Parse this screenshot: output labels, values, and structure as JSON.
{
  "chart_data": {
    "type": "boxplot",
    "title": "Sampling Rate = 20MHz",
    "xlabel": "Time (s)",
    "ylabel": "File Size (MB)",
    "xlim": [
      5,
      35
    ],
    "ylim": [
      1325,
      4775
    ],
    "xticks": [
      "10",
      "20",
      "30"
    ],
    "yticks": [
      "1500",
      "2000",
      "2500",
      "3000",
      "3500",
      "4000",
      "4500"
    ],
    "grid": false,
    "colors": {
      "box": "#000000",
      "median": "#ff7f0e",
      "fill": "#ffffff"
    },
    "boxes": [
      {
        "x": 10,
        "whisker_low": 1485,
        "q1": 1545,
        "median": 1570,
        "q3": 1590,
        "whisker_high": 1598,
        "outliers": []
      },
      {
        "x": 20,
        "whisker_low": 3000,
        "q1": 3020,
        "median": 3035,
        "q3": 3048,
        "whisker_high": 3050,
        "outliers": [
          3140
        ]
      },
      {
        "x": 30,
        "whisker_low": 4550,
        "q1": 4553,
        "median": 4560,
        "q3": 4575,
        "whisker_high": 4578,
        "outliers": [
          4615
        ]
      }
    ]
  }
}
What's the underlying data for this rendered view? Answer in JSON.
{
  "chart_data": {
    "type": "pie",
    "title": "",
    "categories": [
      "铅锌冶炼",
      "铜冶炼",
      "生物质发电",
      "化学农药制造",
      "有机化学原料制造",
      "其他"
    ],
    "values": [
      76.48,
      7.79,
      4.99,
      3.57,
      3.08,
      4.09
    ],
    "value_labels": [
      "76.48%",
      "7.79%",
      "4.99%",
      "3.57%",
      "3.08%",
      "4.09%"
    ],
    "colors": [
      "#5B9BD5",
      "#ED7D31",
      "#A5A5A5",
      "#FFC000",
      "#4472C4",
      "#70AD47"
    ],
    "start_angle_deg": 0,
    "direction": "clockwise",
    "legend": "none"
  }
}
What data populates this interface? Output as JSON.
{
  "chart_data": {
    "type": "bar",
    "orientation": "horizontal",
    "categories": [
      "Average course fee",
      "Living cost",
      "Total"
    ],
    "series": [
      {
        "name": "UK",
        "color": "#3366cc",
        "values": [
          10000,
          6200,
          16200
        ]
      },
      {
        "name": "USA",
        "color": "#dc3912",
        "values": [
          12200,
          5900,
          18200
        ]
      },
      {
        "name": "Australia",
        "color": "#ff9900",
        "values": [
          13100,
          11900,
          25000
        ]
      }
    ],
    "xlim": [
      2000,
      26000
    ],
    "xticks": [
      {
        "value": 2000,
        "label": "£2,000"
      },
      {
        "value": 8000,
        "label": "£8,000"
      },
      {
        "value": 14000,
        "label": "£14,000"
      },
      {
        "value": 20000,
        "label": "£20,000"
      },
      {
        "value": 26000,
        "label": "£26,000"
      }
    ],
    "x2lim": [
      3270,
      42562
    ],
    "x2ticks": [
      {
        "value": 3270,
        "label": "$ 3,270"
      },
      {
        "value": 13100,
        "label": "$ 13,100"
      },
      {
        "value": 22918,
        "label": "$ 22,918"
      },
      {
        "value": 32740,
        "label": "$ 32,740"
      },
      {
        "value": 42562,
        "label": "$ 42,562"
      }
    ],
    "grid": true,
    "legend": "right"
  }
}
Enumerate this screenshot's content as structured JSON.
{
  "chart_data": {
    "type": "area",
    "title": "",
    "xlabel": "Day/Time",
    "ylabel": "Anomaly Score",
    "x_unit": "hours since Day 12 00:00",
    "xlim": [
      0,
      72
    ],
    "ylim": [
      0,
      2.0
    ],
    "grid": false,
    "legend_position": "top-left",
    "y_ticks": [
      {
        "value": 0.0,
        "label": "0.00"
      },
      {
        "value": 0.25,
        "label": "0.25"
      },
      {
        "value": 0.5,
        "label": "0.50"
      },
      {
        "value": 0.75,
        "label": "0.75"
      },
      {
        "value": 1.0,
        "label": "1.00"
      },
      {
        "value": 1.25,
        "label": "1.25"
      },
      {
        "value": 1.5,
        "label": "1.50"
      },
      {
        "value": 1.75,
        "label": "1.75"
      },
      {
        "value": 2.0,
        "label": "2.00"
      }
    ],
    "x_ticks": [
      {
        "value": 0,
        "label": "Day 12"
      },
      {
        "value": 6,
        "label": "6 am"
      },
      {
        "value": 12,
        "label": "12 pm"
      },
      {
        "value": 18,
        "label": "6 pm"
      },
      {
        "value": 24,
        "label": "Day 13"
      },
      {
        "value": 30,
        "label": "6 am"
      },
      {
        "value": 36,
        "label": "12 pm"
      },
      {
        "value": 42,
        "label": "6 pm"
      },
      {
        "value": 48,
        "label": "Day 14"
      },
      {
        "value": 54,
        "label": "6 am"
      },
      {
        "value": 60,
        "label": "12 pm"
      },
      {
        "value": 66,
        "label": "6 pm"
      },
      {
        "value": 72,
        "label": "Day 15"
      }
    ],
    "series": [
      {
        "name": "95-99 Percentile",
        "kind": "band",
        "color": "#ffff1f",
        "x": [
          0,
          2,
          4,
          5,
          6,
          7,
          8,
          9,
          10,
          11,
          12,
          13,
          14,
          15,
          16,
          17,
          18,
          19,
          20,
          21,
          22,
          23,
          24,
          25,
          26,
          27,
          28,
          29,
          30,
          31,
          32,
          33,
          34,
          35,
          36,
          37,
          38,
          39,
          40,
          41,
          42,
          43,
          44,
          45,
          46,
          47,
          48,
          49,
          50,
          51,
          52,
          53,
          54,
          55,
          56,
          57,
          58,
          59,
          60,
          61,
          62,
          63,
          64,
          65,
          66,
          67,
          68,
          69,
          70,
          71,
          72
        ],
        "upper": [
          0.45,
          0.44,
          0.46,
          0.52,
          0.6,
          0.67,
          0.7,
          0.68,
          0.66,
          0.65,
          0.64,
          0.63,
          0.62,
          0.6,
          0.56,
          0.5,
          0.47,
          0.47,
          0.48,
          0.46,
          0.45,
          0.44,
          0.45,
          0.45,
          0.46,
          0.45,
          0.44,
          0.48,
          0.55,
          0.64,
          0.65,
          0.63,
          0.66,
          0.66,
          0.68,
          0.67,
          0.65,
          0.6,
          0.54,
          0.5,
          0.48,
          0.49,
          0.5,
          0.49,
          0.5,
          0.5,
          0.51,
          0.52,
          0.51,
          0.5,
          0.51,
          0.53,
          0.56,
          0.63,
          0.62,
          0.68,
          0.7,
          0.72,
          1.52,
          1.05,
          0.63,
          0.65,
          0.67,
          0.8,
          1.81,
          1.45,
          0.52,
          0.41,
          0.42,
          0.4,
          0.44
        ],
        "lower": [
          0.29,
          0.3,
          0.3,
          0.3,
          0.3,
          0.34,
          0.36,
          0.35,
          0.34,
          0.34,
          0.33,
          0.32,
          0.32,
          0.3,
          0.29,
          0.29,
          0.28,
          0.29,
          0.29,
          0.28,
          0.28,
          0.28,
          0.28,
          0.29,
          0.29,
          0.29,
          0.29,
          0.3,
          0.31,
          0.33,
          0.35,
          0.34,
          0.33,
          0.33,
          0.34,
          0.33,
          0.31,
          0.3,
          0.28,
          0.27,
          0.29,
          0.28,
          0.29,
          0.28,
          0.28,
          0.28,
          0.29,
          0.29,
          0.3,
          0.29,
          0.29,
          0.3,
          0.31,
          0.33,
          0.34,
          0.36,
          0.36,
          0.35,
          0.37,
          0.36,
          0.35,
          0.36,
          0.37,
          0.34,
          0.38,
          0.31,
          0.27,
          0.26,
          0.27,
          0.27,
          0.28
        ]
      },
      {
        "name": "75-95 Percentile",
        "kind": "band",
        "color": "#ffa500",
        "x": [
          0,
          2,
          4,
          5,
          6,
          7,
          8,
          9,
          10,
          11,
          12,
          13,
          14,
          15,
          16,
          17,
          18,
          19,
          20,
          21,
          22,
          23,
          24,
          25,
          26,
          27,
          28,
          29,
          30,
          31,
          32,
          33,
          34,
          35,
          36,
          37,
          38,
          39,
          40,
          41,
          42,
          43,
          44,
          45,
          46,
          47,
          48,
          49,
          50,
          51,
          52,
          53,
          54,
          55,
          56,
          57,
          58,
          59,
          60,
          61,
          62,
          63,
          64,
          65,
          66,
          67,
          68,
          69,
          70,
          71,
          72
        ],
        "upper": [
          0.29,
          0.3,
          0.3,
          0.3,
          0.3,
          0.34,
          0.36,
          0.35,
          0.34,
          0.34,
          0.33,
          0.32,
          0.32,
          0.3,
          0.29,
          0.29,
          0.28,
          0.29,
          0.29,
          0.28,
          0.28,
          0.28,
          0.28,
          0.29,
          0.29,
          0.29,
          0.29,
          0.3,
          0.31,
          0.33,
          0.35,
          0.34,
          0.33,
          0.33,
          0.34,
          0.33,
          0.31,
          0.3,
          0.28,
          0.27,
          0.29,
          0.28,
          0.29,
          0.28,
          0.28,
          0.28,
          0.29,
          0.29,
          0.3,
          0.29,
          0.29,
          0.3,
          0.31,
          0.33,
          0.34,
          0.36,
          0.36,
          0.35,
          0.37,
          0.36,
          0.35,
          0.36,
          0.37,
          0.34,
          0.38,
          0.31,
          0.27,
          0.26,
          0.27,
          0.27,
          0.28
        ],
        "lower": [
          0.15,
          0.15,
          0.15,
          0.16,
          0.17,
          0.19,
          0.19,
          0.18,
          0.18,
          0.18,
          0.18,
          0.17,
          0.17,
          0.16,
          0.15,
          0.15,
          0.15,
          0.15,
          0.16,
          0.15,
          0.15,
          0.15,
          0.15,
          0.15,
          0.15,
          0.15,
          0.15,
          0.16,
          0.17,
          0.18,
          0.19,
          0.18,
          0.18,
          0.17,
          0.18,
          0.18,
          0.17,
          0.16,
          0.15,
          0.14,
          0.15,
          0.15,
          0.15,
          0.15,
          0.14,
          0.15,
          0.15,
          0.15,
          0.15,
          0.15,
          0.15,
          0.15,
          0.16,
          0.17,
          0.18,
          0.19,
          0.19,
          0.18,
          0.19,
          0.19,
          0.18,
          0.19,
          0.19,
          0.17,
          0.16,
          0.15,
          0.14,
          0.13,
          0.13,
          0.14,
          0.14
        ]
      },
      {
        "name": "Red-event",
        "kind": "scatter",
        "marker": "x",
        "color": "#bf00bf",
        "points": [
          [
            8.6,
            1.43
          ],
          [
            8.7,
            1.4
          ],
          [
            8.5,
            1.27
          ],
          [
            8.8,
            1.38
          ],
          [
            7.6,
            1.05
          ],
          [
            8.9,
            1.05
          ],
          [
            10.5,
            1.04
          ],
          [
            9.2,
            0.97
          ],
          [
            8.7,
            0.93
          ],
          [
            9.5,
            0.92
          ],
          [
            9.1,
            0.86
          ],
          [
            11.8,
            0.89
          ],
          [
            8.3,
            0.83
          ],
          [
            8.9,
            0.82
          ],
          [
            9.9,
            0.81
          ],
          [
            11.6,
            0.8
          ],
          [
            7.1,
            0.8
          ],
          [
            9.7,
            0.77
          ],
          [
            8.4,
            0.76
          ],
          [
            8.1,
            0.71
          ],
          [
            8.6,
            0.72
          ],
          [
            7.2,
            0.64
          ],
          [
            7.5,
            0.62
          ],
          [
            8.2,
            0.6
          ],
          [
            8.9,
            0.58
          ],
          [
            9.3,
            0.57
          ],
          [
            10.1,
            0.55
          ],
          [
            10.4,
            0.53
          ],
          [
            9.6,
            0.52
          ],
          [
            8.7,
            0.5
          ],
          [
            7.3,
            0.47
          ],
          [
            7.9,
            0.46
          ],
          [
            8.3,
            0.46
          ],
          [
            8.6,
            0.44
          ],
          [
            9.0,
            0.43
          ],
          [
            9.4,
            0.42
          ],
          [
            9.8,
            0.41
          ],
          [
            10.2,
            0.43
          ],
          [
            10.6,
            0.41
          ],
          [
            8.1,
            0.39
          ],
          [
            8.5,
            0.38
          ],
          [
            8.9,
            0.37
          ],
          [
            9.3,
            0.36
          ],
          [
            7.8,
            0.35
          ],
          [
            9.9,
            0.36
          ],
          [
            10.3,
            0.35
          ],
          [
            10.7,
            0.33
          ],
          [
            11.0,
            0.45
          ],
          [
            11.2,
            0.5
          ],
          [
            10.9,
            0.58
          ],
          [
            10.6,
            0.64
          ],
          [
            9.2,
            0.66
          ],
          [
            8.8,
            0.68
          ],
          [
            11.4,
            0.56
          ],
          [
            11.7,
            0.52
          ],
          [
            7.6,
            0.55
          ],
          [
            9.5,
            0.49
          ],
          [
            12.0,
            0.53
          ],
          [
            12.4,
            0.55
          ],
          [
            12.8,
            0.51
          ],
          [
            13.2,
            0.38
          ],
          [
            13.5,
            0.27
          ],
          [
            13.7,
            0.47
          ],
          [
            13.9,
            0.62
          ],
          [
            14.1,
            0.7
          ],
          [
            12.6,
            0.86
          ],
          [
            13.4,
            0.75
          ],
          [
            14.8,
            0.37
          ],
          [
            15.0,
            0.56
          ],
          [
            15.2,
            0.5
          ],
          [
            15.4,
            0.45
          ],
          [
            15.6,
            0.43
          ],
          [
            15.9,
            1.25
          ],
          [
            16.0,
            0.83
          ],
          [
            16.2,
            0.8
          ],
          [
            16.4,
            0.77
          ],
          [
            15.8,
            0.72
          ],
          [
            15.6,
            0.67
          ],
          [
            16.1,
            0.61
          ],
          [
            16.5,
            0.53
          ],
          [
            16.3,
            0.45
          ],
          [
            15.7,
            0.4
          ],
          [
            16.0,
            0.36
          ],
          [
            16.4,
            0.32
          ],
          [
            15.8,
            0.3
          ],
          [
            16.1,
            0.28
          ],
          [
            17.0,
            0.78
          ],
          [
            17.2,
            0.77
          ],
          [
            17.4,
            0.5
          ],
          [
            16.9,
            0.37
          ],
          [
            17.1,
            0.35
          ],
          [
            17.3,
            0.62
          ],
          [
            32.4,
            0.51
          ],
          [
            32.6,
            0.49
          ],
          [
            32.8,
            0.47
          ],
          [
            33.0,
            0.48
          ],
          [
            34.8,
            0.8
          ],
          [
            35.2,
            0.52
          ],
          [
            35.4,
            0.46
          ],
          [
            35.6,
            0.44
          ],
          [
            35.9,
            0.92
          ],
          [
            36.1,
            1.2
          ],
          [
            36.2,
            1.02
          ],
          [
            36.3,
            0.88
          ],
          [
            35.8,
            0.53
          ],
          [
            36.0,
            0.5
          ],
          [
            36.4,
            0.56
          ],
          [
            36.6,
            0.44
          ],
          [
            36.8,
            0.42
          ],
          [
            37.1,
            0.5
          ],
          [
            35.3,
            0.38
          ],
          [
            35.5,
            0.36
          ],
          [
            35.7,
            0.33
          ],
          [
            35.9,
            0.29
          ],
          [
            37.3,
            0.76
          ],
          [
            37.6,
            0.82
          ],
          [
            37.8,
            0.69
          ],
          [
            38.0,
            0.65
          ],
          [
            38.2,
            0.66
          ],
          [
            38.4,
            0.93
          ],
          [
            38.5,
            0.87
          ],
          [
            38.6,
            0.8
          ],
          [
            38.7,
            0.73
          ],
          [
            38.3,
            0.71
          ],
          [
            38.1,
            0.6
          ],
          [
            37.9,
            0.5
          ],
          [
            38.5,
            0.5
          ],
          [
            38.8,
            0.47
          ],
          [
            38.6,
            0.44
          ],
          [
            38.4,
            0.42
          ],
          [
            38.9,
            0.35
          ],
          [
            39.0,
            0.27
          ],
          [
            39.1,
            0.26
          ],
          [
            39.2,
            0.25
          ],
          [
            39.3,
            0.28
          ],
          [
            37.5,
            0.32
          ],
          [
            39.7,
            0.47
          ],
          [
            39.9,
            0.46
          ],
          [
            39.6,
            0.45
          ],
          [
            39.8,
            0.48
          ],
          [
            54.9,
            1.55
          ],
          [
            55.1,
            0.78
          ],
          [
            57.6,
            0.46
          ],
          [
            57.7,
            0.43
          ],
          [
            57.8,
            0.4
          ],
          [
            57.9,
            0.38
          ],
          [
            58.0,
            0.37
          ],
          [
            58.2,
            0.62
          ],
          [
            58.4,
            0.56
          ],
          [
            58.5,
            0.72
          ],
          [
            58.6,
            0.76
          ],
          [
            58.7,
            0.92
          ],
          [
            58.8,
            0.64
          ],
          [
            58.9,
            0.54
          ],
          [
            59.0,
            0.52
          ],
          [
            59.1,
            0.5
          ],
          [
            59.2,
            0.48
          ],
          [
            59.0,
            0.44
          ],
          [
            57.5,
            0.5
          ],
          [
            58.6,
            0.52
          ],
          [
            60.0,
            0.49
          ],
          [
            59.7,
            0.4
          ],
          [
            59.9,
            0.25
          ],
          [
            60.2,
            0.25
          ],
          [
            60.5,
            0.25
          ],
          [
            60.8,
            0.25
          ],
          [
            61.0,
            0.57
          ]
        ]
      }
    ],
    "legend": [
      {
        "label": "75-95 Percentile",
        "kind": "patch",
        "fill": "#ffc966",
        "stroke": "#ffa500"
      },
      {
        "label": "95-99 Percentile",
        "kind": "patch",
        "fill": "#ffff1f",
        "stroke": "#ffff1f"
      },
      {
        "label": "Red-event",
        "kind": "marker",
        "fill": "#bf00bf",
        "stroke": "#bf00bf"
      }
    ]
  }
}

• [EXERCISE]: Check each line of the entries above, and show every one holding the word "JSON".

• [THE ANSWER]:
Parse this screenshot: output labels, values, and structure as JSON.
What's the underlying data for this rendered view? Answer in JSON.
What data populates this interface? Output as JSON.
Enumerate this screenshot's content as structured JSON.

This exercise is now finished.